[Figure content listings]
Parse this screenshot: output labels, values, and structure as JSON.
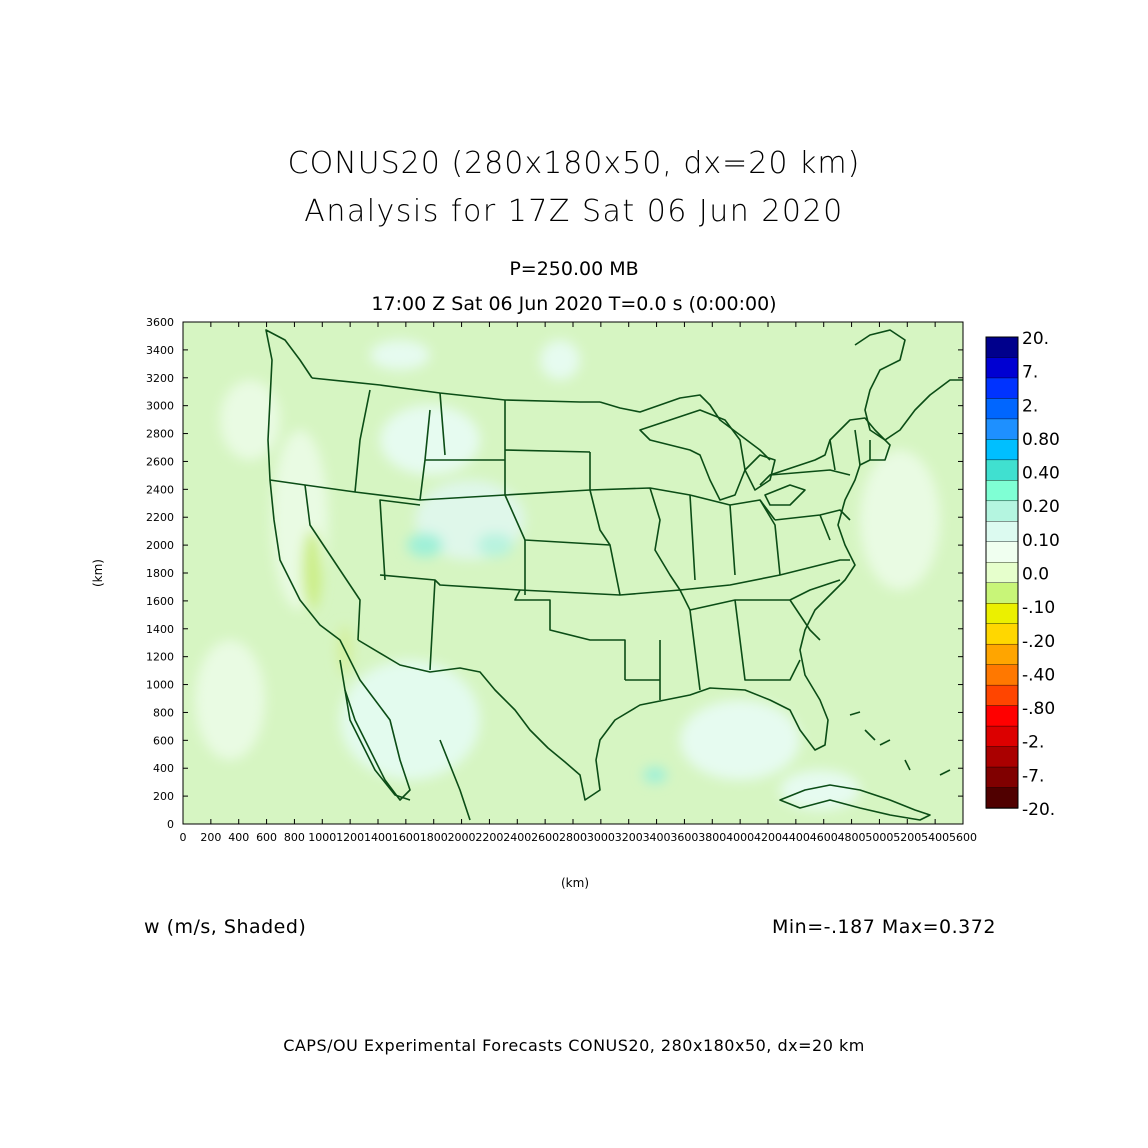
{
  "title_line1": "CONUS20 (280x180x50, dx=20 km)",
  "title_line2": "Analysis for 17Z Sat 06 Jun 2020",
  "level_label": "P=250.00 MB",
  "time_label": "17:00 Z Sat 06 Jun 2020   T=0.0 s (0:00:00)",
  "x_axis_label": "(km)",
  "y_axis_label": "(km)",
  "x_ticks": [
    "0",
    "200",
    "400",
    "600",
    "800",
    "1000",
    "1200",
    "1400",
    "1600",
    "1800",
    "2000",
    "2200",
    "2400",
    "2600",
    "2800",
    "3000",
    "3200",
    "3400",
    "3600",
    "3800",
    "4000",
    "4200",
    "4400",
    "4600",
    "4800",
    "5000",
    "5200",
    "5400",
    "5600"
  ],
  "y_ticks": [
    "0",
    "200",
    "400",
    "600",
    "800",
    "1000",
    "1200",
    "1400",
    "1600",
    "1800",
    "2000",
    "2200",
    "2400",
    "2600",
    "2800",
    "3000",
    "3200",
    "3400",
    "3600"
  ],
  "variable_label": "w (m/s, Shaded)",
  "minmax_label": "Min=-.187 Max=0.372",
  "footer": "CAPS/OU Experimental Forecasts  CONUS20, 280x180x50, dx=20 km",
  "colorbar": {
    "labels": [
      "20.",
      "7.",
      "2.",
      "0.80",
      "0.40",
      "0.20",
      "0.10",
      "0.0",
      "-.10",
      "-.20",
      "-.40",
      "-.80",
      "-2.",
      "-7.",
      "-20."
    ],
    "colors": [
      "#00008c",
      "#0000d2",
      "#0033ff",
      "#0066ff",
      "#1e90ff",
      "#00bfff",
      "#40e0d0",
      "#7fffd4",
      "#b4f5e0",
      "#dcfaf0",
      "#f0fff0",
      "#e6ffcc",
      "#c8f578",
      "#ebf000",
      "#ffd700",
      "#ffa500",
      "#ff7800",
      "#ff4500",
      "#ff0000",
      "#dc0000",
      "#aa0000",
      "#800000",
      "#500000"
    ]
  },
  "colors": {
    "field_background": "#d6f5c2",
    "boundary": "#0b4d16"
  }
}
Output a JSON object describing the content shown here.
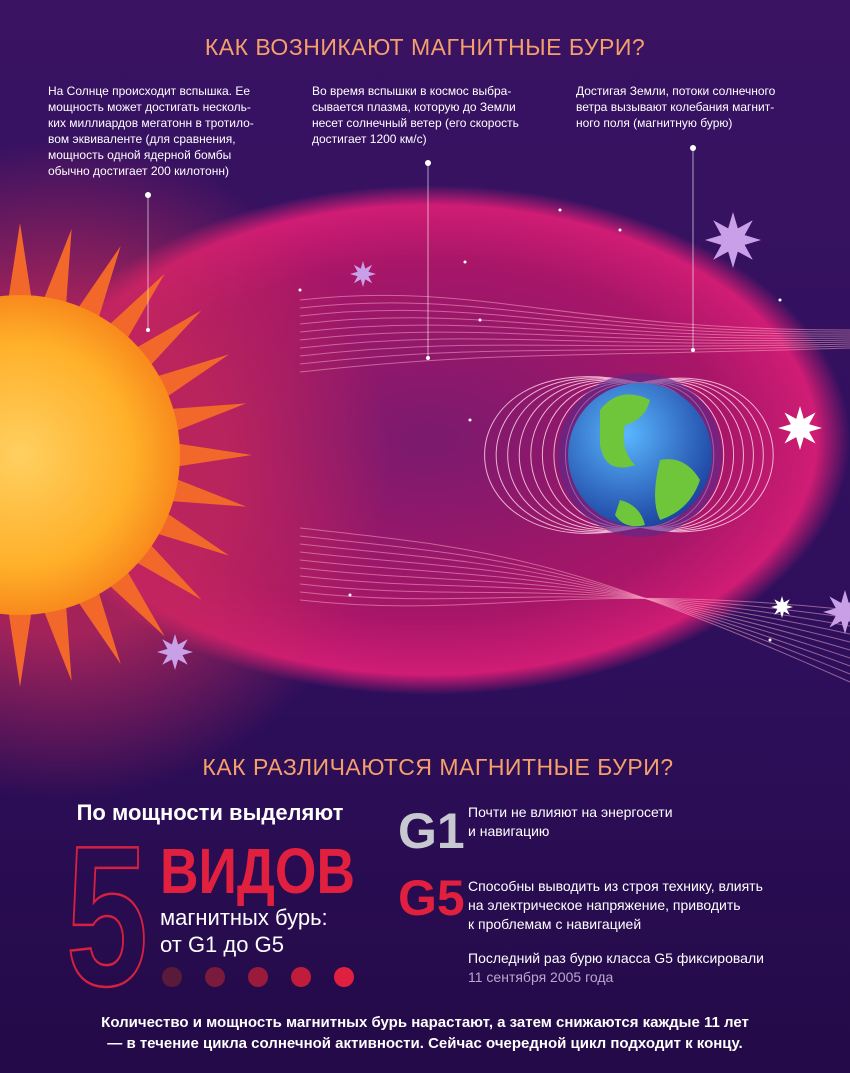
{
  "section1": {
    "title": "КАК ВОЗНИКАЮТ МАГНИТНЫЕ БУРИ?",
    "steps": [
      {
        "lines": [
          "На Солнце происходит вспышка. Ее",
          "мощность может достигать несколь-",
          "ких миллиардов мегатонн в тротило-",
          "вом эквиваленте (для сравнения,",
          "мощность одной ядерной бомбы",
          "обычно достигает 200 килотонн)"
        ]
      },
      {
        "lines": [
          "Во время вспышки в космос выбра-",
          "сывается плазма, которую до Земли",
          "несет солнечный ветер (его скорость",
          "достигает 1200 км/с)"
        ]
      },
      {
        "lines": [
          "Достигая Земли, потоки солнечного",
          "ветра вызывают колебания магнит-",
          "ного поля (магнитную бурю)"
        ]
      }
    ]
  },
  "section2": {
    "title": "КАК РАЗЛИЧАЮТСЯ МАГНИТНЫЕ БУРИ?",
    "intro": "По мощности выделяют",
    "number": "5",
    "kinds": "ВИДОВ",
    "subtitle_lines": [
      "магнитных бурь:",
      "от G1 до G5"
    ],
    "classes": [
      {
        "label": "G1",
        "lines": [
          "Почти не влияют на энергосети",
          "и навигацию"
        ]
      },
      {
        "label": "G5",
        "lines": [
          "Способны выводить из строя технику, влиять",
          "на электрическое напряжение, приводить",
          "к проблемам с навигацией"
        ]
      }
    ],
    "note": "Последний раз бурю класса G5 фиксировали",
    "note_date": "11 сентября 2005 года"
  },
  "footer": {
    "lines": [
      "Количество и мощность магнитных бурь нарастают, а затем снижаются каждые 11 лет",
      "— в течение цикла солнечной активности. Сейчас очередной цикл подходит к концу."
    ]
  }
}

The request:
Replicate the material above verbatim; images stay out of the copy.

Right answer:
Parse this screenshot: output labels, values, and structure as JSON.
{
  "title_line1": "CONUS20 (280x180x50, dx=20 km)",
  "title_line2": "Analysis for 17Z Sat 06 Jun 2020",
  "level_label": "P=250.00 MB",
  "time_label": "17:00 Z Sat 06 Jun 2020   T=0.0 s (0:00:00)",
  "x_axis_label": "(km)",
  "y_axis_label": "(km)",
  "x_ticks": [
    "0",
    "200",
    "400",
    "600",
    "800",
    "1000",
    "1200",
    "1400",
    "1600",
    "1800",
    "2000",
    "2200",
    "2400",
    "2600",
    "2800",
    "3000",
    "3200",
    "3400",
    "3600",
    "3800",
    "4000",
    "4200",
    "4400",
    "4600",
    "4800",
    "5000",
    "5200",
    "5400",
    "5600"
  ],
  "y_ticks": [
    "0",
    "200",
    "400",
    "600",
    "800",
    "1000",
    "1200",
    "1400",
    "1600",
    "1800",
    "2000",
    "2200",
    "2400",
    "2600",
    "2800",
    "3000",
    "3200",
    "3400",
    "3600"
  ],
  "variable_label": "w (m/s, Shaded)",
  "minmax_label": "Min=-.187 Max=0.372",
  "footer": "CAPS/OU Experimental Forecasts  CONUS20, 280x180x50, dx=20 km",
  "colorbar": {
    "labels": [
      "20.",
      "7.",
      "2.",
      "0.80",
      "0.40",
      "0.20",
      "0.10",
      "0.0",
      "-.10",
      "-.20",
      "-.40",
      "-.80",
      "-2.",
      "-7.",
      "-20."
    ],
    "colors": [
      "#00008c",
      "#0000d2",
      "#0033ff",
      "#0066ff",
      "#1e90ff",
      "#00bfff",
      "#40e0d0",
      "#7fffd4",
      "#b4f5e0",
      "#dcfaf0",
      "#f0fff0",
      "#e6ffcc",
      "#c8f578",
      "#ebf000",
      "#ffd700",
      "#ffa500",
      "#ff7800",
      "#ff4500",
      "#ff0000",
      "#dc0000",
      "#aa0000",
      "#800000",
      "#500000"
    ]
  },
  "colors": {
    "field_background": "#d6f5c2",
    "boundary": "#0b4d16"
  }
}
Output a JSON object describing the content shown here.
{
  "section1": {
    "title": "КАК ВОЗНИКАЮТ МАГНИТНЫЕ БУРИ?",
    "steps": [
      {
        "lines": [
          "На Солнце происходит вспышка. Ее",
          "мощность может достигать несколь-",
          "ких миллиардов мегатонн в тротило-",
          "вом эквиваленте (для сравнения,",
          "мощность одной ядерной бомбы",
          "обычно достигает 200 килотонн)"
        ]
      },
      {
        "lines": [
          "Во время вспышки в космос выбра-",
          "сывается плазма, которую до Земли",
          "несет солнечный ветер (его скорость",
          "достигает 1200 км/с)"
        ]
      },
      {
        "lines": [
          "Достигая Земли, потоки солнечного",
          "ветра вызывают колебания магнит-",
          "ного поля (магнитную бурю)"
        ]
      }
    ]
  },
  "section2": {
    "title": "КАК РАЗЛИЧАЮТСЯ МАГНИТНЫЕ БУРИ?",
    "intro": "По мощности выделяют",
    "number": "5",
    "kinds": "ВИДОВ",
    "subtitle_lines": [
      "магнитных бурь:",
      "от G1 до G5"
    ],
    "classes": [
      {
        "label": "G1",
        "lines": [
          "Почти не влияют на энергосети",
          "и навигацию"
        ]
      },
      {
        "label": "G5",
        "lines": [
          "Способны выводить из строя технику, влиять",
          "на электрическое напряжение, приводить",
          "к проблемам с навигацией"
        ]
      }
    ],
    "note": "Последний раз бурю класса G5 фиксировали",
    "note_date": "11 сентября 2005 года"
  },
  "footer": {
    "lines": [
      "Количество и мощность магнитных бурь нарастают, а затем снижаются каждые 11 лет",
      "— в течение цикла солнечной активности. Сейчас очередной цикл подходит к концу."
    ]
  }
}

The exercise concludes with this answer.